Write the material out again in full, exactly.
## START Entries shown
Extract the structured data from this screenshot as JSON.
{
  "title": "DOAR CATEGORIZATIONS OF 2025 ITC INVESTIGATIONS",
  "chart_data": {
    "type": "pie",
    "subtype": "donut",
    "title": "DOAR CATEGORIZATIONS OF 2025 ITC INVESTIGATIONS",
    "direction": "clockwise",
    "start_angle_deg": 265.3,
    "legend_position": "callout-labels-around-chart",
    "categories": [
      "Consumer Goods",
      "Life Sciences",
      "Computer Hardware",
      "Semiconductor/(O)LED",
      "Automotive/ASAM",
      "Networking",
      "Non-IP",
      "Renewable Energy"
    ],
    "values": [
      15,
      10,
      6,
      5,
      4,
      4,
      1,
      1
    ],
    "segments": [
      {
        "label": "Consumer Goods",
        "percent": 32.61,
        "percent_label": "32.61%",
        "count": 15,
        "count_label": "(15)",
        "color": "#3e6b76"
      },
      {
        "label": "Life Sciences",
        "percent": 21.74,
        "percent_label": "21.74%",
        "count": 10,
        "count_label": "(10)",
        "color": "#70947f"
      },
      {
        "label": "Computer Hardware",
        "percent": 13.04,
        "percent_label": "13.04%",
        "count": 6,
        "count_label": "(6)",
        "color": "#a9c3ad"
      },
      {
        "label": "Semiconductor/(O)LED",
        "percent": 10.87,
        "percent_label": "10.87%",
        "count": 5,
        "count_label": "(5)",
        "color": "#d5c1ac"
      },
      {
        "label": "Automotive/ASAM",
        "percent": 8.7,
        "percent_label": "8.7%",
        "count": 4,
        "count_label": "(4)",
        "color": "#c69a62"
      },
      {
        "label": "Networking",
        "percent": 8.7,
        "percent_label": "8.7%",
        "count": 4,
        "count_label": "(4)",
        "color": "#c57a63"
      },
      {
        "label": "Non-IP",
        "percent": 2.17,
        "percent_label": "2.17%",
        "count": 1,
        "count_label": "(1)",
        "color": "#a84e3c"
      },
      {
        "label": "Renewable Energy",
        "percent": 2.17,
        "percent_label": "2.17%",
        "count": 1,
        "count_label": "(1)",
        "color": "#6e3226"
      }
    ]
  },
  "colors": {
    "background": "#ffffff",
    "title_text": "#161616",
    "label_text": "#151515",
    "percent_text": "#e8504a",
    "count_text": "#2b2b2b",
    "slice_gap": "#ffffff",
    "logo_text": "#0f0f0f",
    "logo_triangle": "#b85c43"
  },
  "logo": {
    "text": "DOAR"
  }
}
## END Entries shown
* _Exercise result_:
Extract the structured data from this screenshot as JSON.
{
  "title": "DOAR CATEGORIZATIONS OF 2025 ITC INVESTIGATIONS",
  "chart_data": {
    "type": "pie",
    "subtype": "donut",
    "title": "DOAR CATEGORIZATIONS OF 2025 ITC INVESTIGATIONS",
    "direction": "clockwise",
    "start_angle_deg": 265.3,
    "legend_position": "callout-labels-around-chart",
    "categories": [
      "Consumer Goods",
      "Life Sciences",
      "Computer Hardware",
      "Semiconductor/(O)LED",
      "Automotive/ASAM",
      "Networking",
      "Non-IP",
      "Renewable Energy"
    ],
    "values": [
      15,
      10,
      6,
      5,
      4,
      4,
      1,
      1
    ],
    "segments": [
      {
        "label": "Consumer Goods",
        "percent": 32.61,
        "percent_label": "32.61%",
        "count": 15,
        "count_label": "(15)",
        "color": "#3e6b76"
      },
      {
        "label": "Life Sciences",
        "percent": 21.74,
        "percent_label": "21.74%",
        "count": 10,
        "count_label": "(10)",
        "color": "#70947f"
      },
      {
        "label": "Computer Hardware",
        "percent": 13.04,
        "percent_label": "13.04%",
        "count": 6,
        "count_label": "(6)",
        "color": "#a9c3ad"
      },
      {
        "label": "Semiconductor/(O)LED",
        "percent": 10.87,
        "percent_label": "10.87%",
        "count": 5,
        "count_label": "(5)",
        "color": "#d5c1ac"
      },
      {
        "label": "Automotive/ASAM",
        "percent": 8.7,
        "percent_label": "8.7%",
        "count": 4,
        "count_label": "(4)",
        "color": "#c69a62"
      },
      {
        "label": "Networking",
        "percent": 8.7,
        "percent_label": "8.7%",
        "count": 4,
        "count_label": "(4)",
        "color": "#c57a63"
      },
      {
        "label": "Non-IP",
        "percent": 2.17,
        "percent_label": "2.17%",
        "count": 1,
        "count_label": "(1)",
        "color": "#a84e3c"
      },
      {
        "label": "Renewable Energy",
        "percent": 2.17,
        "percent_label": "2.17%",
        "count": 1,
        "count_label": "(1)",
        "color": "#6e3226"
      }
    ]
  },
  "colors": {
    "background": "#ffffff",
    "title_text": "#161616",
    "label_text": "#151515",
    "percent_text": "#e8504a",
    "count_text": "#2b2b2b",
    "slice_gap": "#ffffff",
    "logo_text": "#0f0f0f",
    "logo_triangle": "#b85c43"
  },
  "logo": {
    "text": "DOAR"
  }
}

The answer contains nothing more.